WHAT YOU NEED TO DO:
Without altering anything, repeat each of the records.

TASK MATERIAL:
============================================================

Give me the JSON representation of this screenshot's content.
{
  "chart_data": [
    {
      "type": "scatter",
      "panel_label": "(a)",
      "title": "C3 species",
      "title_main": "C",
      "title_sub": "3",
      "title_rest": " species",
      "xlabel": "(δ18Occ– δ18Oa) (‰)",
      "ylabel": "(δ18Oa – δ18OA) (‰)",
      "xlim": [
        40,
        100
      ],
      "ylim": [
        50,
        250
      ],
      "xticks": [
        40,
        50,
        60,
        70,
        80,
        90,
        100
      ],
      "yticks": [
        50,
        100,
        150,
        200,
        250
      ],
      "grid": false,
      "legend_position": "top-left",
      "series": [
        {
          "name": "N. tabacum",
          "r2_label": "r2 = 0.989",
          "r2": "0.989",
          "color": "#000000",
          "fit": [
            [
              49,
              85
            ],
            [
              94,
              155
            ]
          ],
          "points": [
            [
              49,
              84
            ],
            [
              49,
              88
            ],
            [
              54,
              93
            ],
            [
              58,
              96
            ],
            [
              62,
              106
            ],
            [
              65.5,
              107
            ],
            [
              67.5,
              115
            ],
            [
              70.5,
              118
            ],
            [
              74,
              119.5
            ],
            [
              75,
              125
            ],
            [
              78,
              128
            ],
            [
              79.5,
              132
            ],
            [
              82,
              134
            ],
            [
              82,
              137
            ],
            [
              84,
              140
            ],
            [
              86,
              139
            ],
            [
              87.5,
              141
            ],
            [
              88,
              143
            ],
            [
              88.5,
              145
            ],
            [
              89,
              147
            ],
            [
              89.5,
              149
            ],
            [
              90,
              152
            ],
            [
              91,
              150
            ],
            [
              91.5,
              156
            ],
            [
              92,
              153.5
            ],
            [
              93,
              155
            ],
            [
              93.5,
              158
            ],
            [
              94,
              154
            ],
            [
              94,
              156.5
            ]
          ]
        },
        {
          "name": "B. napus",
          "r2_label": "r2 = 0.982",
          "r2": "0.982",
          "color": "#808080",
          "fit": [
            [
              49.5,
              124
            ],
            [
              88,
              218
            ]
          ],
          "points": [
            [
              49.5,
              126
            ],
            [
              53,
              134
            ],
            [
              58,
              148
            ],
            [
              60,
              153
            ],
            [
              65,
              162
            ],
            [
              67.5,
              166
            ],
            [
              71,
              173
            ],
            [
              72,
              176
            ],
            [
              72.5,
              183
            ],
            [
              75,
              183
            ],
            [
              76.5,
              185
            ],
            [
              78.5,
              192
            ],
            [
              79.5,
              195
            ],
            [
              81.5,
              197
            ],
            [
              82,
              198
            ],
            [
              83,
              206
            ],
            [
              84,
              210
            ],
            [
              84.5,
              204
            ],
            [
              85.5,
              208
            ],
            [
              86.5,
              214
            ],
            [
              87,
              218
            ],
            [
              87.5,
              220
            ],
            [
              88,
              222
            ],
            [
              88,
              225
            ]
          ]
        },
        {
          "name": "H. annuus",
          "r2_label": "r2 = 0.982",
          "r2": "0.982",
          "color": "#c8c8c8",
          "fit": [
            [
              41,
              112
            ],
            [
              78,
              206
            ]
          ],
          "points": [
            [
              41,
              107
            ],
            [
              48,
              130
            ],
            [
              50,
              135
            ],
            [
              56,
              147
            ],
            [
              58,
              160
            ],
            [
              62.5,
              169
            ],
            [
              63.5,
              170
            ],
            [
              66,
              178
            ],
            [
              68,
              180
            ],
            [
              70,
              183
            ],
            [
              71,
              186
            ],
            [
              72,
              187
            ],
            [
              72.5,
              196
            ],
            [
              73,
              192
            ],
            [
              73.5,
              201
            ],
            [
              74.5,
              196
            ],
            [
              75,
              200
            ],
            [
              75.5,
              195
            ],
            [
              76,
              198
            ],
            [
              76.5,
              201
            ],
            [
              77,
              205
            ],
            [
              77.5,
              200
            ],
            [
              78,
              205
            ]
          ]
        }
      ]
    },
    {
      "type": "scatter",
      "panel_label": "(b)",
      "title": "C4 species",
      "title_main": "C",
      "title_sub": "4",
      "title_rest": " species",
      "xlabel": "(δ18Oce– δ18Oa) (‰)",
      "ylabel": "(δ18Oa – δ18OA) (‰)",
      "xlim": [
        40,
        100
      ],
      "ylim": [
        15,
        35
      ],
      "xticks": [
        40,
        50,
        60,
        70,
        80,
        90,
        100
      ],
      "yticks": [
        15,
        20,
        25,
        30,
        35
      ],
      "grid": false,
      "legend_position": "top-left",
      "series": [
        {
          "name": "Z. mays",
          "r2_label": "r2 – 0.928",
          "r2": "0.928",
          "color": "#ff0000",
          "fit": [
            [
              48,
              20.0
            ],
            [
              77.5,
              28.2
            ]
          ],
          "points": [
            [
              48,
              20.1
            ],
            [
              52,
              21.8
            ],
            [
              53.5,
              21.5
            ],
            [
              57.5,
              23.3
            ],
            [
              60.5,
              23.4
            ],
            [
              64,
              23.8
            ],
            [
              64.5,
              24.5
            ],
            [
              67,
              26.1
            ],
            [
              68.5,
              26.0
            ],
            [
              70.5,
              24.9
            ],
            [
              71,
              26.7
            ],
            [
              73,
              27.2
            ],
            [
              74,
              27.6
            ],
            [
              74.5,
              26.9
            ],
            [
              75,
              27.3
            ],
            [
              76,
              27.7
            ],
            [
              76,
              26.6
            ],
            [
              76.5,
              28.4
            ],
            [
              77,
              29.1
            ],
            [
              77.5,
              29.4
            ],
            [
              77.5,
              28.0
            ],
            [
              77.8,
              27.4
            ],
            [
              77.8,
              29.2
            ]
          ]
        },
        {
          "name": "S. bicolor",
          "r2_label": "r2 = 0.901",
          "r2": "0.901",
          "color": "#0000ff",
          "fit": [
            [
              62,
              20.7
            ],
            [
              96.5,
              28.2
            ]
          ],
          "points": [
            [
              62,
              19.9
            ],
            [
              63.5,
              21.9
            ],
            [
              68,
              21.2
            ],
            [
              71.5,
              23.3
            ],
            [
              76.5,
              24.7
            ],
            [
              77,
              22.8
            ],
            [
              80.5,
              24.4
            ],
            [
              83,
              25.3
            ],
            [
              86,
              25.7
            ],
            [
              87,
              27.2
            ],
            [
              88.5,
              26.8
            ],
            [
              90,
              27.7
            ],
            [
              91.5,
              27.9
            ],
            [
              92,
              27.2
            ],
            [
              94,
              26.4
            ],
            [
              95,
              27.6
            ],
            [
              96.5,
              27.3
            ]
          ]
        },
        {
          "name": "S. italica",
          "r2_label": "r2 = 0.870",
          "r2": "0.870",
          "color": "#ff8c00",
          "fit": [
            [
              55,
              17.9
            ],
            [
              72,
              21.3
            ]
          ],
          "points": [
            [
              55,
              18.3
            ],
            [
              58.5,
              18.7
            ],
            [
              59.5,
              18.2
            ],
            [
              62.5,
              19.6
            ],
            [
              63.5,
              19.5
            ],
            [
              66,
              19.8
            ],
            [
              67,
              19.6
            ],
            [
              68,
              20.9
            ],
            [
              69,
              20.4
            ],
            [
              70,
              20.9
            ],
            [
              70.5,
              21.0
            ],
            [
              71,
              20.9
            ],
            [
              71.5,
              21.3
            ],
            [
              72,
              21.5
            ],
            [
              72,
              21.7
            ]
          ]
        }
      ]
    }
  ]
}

============================================================

CORRECT ANSWER:
Give me the JSON representation of this screenshot's content.
{
  "chart_data": [
    {
      "type": "scatter",
      "panel_label": "(a)",
      "title": "C3 species",
      "title_main": "C",
      "title_sub": "3",
      "title_rest": " species",
      "xlabel": "(δ18Occ– δ18Oa) (‰)",
      "ylabel": "(δ18Oa – δ18OA) (‰)",
      "xlim": [
        40,
        100
      ],
      "ylim": [
        50,
        250
      ],
      "xticks": [
        40,
        50,
        60,
        70,
        80,
        90,
        100
      ],
      "yticks": [
        50,
        100,
        150,
        200,
        250
      ],
      "grid": false,
      "legend_position": "top-left",
      "series": [
        {
          "name": "N. tabacum",
          "r2_label": "r2 = 0.989",
          "r2": "0.989",
          "color": "#000000",
          "fit": [
            [
              49,
              85
            ],
            [
              94,
              155
            ]
          ],
          "points": [
            [
              49,
              84
            ],
            [
              49,
              88
            ],
            [
              54,
              93
            ],
            [
              58,
              96
            ],
            [
              62,
              106
            ],
            [
              65.5,
              107
            ],
            [
              67.5,
              115
            ],
            [
              70.5,
              118
            ],
            [
              74,
              119.5
            ],
            [
              75,
              125
            ],
            [
              78,
              128
            ],
            [
              79.5,
              132
            ],
            [
              82,
              134
            ],
            [
              82,
              137
            ],
            [
              84,
              140
            ],
            [
              86,
              139
            ],
            [
              87.5,
              141
            ],
            [
              88,
              143
            ],
            [
              88.5,
              145
            ],
            [
              89,
              147
            ],
            [
              89.5,
              149
            ],
            [
              90,
              152
            ],
            [
              91,
              150
            ],
            [
              91.5,
              156
            ],
            [
              92,
              153.5
            ],
            [
              93,
              155
            ],
            [
              93.5,
              158
            ],
            [
              94,
              154
            ],
            [
              94,
              156.5
            ]
          ]
        },
        {
          "name": "B. napus",
          "r2_label": "r2 = 0.982",
          "r2": "0.982",
          "color": "#808080",
          "fit": [
            [
              49.5,
              124
            ],
            [
              88,
              218
            ]
          ],
          "points": [
            [
              49.5,
              126
            ],
            [
              53,
              134
            ],
            [
              58,
              148
            ],
            [
              60,
              153
            ],
            [
              65,
              162
            ],
            [
              67.5,
              166
            ],
            [
              71,
              173
            ],
            [
              72,
              176
            ],
            [
              72.5,
              183
            ],
            [
              75,
              183
            ],
            [
              76.5,
              185
            ],
            [
              78.5,
              192
            ],
            [
              79.5,
              195
            ],
            [
              81.5,
              197
            ],
            [
              82,
              198
            ],
            [
              83,
              206
            ],
            [
              84,
              210
            ],
            [
              84.5,
              204
            ],
            [
              85.5,
              208
            ],
            [
              86.5,
              214
            ],
            [
              87,
              218
            ],
            [
              87.5,
              220
            ],
            [
              88,
              222
            ],
            [
              88,
              225
            ]
          ]
        },
        {
          "name": "H. annuus",
          "r2_label": "r2 = 0.982",
          "r2": "0.982",
          "color": "#c8c8c8",
          "fit": [
            [
              41,
              112
            ],
            [
              78,
              206
            ]
          ],
          "points": [
            [
              41,
              107
            ],
            [
              48,
              130
            ],
            [
              50,
              135
            ],
            [
              56,
              147
            ],
            [
              58,
              160
            ],
            [
              62.5,
              169
            ],
            [
              63.5,
              170
            ],
            [
              66,
              178
            ],
            [
              68,
              180
            ],
            [
              70,
              183
            ],
            [
              71,
              186
            ],
            [
              72,
              187
            ],
            [
              72.5,
              196
            ],
            [
              73,
              192
            ],
            [
              73.5,
              201
            ],
            [
              74.5,
              196
            ],
            [
              75,
              200
            ],
            [
              75.5,
              195
            ],
            [
              76,
              198
            ],
            [
              76.5,
              201
            ],
            [
              77,
              205
            ],
            [
              77.5,
              200
            ],
            [
              78,
              205
            ]
          ]
        }
      ]
    },
    {
      "type": "scatter",
      "panel_label": "(b)",
      "title": "C4 species",
      "title_main": "C",
      "title_sub": "4",
      "title_rest": " species",
      "xlabel": "(δ18Oce– δ18Oa) (‰)",
      "ylabel": "(δ18Oa – δ18OA) (‰)",
      "xlim": [
        40,
        100
      ],
      "ylim": [
        15,
        35
      ],
      "xticks": [
        40,
        50,
        60,
        70,
        80,
        90,
        100
      ],
      "yticks": [
        15,
        20,
        25,
        30,
        35
      ],
      "grid": false,
      "legend_position": "top-left",
      "series": [
        {
          "name": "Z. mays",
          "r2_label": "r2 – 0.928",
          "r2": "0.928",
          "color": "#ff0000",
          "fit": [
            [
              48,
              20.0
            ],
            [
              77.5,
              28.2
            ]
          ],
          "points": [
            [
              48,
              20.1
            ],
            [
              52,
              21.8
            ],
            [
              53.5,
              21.5
            ],
            [
              57.5,
              23.3
            ],
            [
              60.5,
              23.4
            ],
            [
              64,
              23.8
            ],
            [
              64.5,
              24.5
            ],
            [
              67,
              26.1
            ],
            [
              68.5,
              26.0
            ],
            [
              70.5,
              24.9
            ],
            [
              71,
              26.7
            ],
            [
              73,
              27.2
            ],
            [
              74,
              27.6
            ],
            [
              74.5,
              26.9
            ],
            [
              75,
              27.3
            ],
            [
              76,
              27.7
            ],
            [
              76,
              26.6
            ],
            [
              76.5,
              28.4
            ],
            [
              77,
              29.1
            ],
            [
              77.5,
              29.4
            ],
            [
              77.5,
              28.0
            ],
            [
              77.8,
              27.4
            ],
            [
              77.8,
              29.2
            ]
          ]
        },
        {
          "name": "S. bicolor",
          "r2_label": "r2 = 0.901",
          "r2": "0.901",
          "color": "#0000ff",
          "fit": [
            [
              62,
              20.7
            ],
            [
              96.5,
              28.2
            ]
          ],
          "points": [
            [
              62,
              19.9
            ],
            [
              63.5,
              21.9
            ],
            [
              68,
              21.2
            ],
            [
              71.5,
              23.3
            ],
            [
              76.5,
              24.7
            ],
            [
              77,
              22.8
            ],
            [
              80.5,
              24.4
            ],
            [
              83,
              25.3
            ],
            [
              86,
              25.7
            ],
            [
              87,
              27.2
            ],
            [
              88.5,
              26.8
            ],
            [
              90,
              27.7
            ],
            [
              91.5,
              27.9
            ],
            [
              92,
              27.2
            ],
            [
              94,
              26.4
            ],
            [
              95,
              27.6
            ],
            [
              96.5,
              27.3
            ]
          ]
        },
        {
          "name": "S. italica",
          "r2_label": "r2 = 0.870",
          "r2": "0.870",
          "color": "#ff8c00",
          "fit": [
            [
              55,
              17.9
            ],
            [
              72,
              21.3
            ]
          ],
          "points": [
            [
              55,
              18.3
            ],
            [
              58.5,
              18.7
            ],
            [
              59.5,
              18.2
            ],
            [
              62.5,
              19.6
            ],
            [
              63.5,
              19.5
            ],
            [
              66,
              19.8
            ],
            [
              67,
              19.6
            ],
            [
              68,
              20.9
            ],
            [
              69,
              20.4
            ],
            [
              70,
              20.9
            ],
            [
              70.5,
              21.0
            ],
            [
              71,
              20.9
            ],
            [
              71.5,
              21.3
            ],
            [
              72,
              21.5
            ],
            [
              72,
              21.7
            ]
          ]
        }
      ]
    }
  ]
}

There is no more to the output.